* **DIRECTIVE**: Transcribe each entry below exactly. Pictures do not go in the copy.

* **RECORD EXCERPTS**:
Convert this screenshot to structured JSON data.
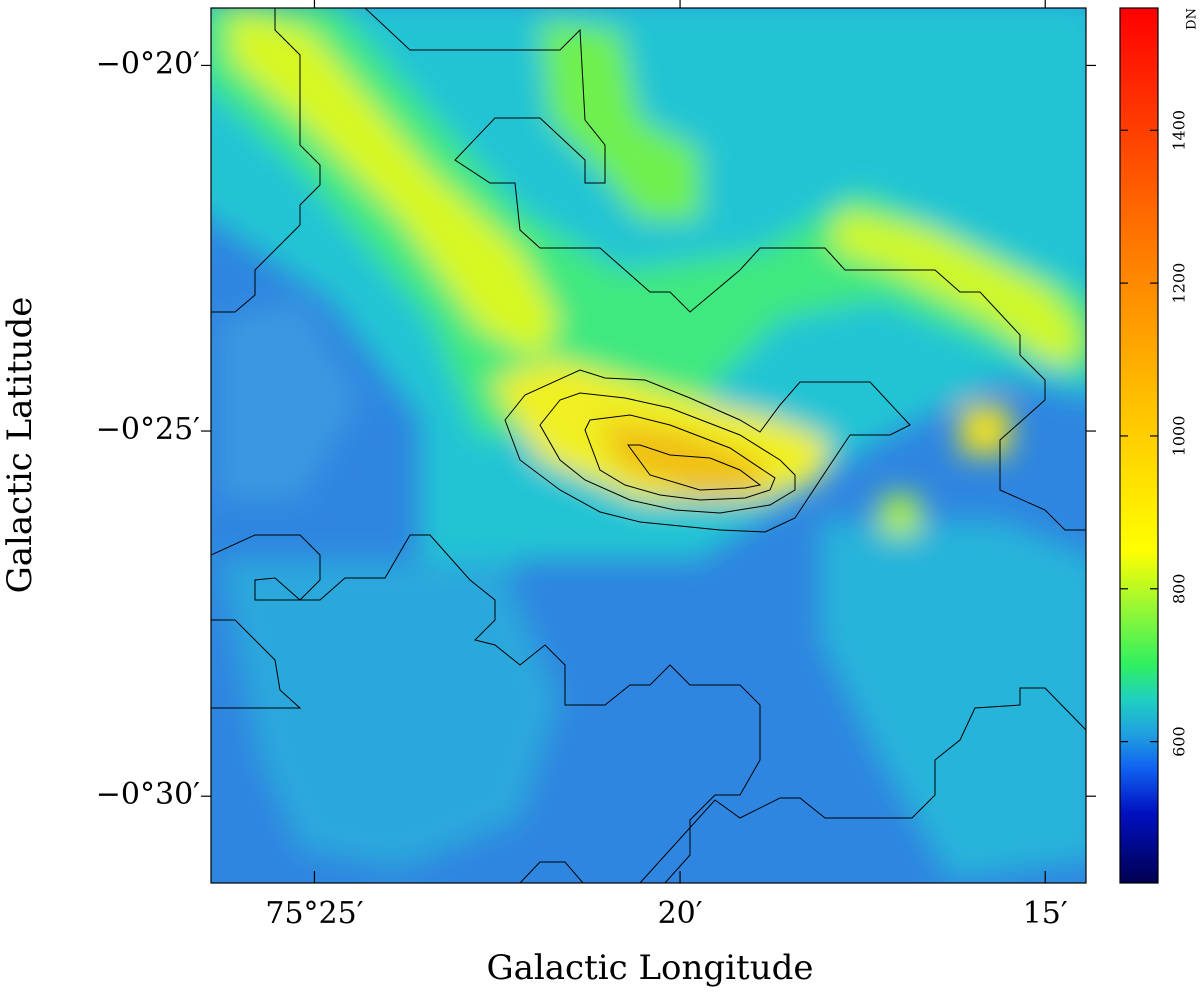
{
  "chart_data": {
    "type": "heatmap",
    "xlabel": "Galactic Longitude",
    "ylabel": "Galactic Latitude",
    "xlim": [
      75.4403,
      75.2407
    ],
    "xticks": [
      {
        "value": 75.4167,
        "label": "75°25′"
      },
      {
        "value": 75.3333,
        "label": "20′"
      },
      {
        "value": 75.25,
        "label": "15′"
      }
    ],
    "ylim": [
      -0.5198,
      -0.3202
    ],
    "yticks": [
      {
        "value": -0.3333,
        "label": "−0°20′"
      },
      {
        "value": -0.4167,
        "label": "−0°25′"
      },
      {
        "value": -0.5,
        "label": "−0°30′"
      }
    ],
    "colorbar": {
      "label": "DN",
      "lim": [
        415,
        1560
      ],
      "ticks": [
        600,
        800,
        1000,
        1200,
        1400
      ]
    }
  }
}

* **ANSWER FOR THE TASK**:
Convert this screenshot to structured JSON data.
{
  "chart_data": {
    "type": "heatmap",
    "xlabel": "Galactic Longitude",
    "ylabel": "Galactic Latitude",
    "xlim": [
      75.4403,
      75.2407
    ],
    "xticks": [
      {
        "value": 75.4167,
        "label": "75°25′"
      },
      {
        "value": 75.3333,
        "label": "20′"
      },
      {
        "value": 75.25,
        "label": "15′"
      }
    ],
    "ylim": [
      -0.5198,
      -0.3202
    ],
    "yticks": [
      {
        "value": -0.3333,
        "label": "−0°20′"
      },
      {
        "value": -0.4167,
        "label": "−0°25′"
      },
      {
        "value": -0.5,
        "label": "−0°30′"
      }
    ],
    "colorbar": {
      "label": "DN",
      "lim": [
        415,
        1560
      ],
      "ticks": [
        600,
        800,
        1000,
        1200,
        1400
      ]
    }
  }
}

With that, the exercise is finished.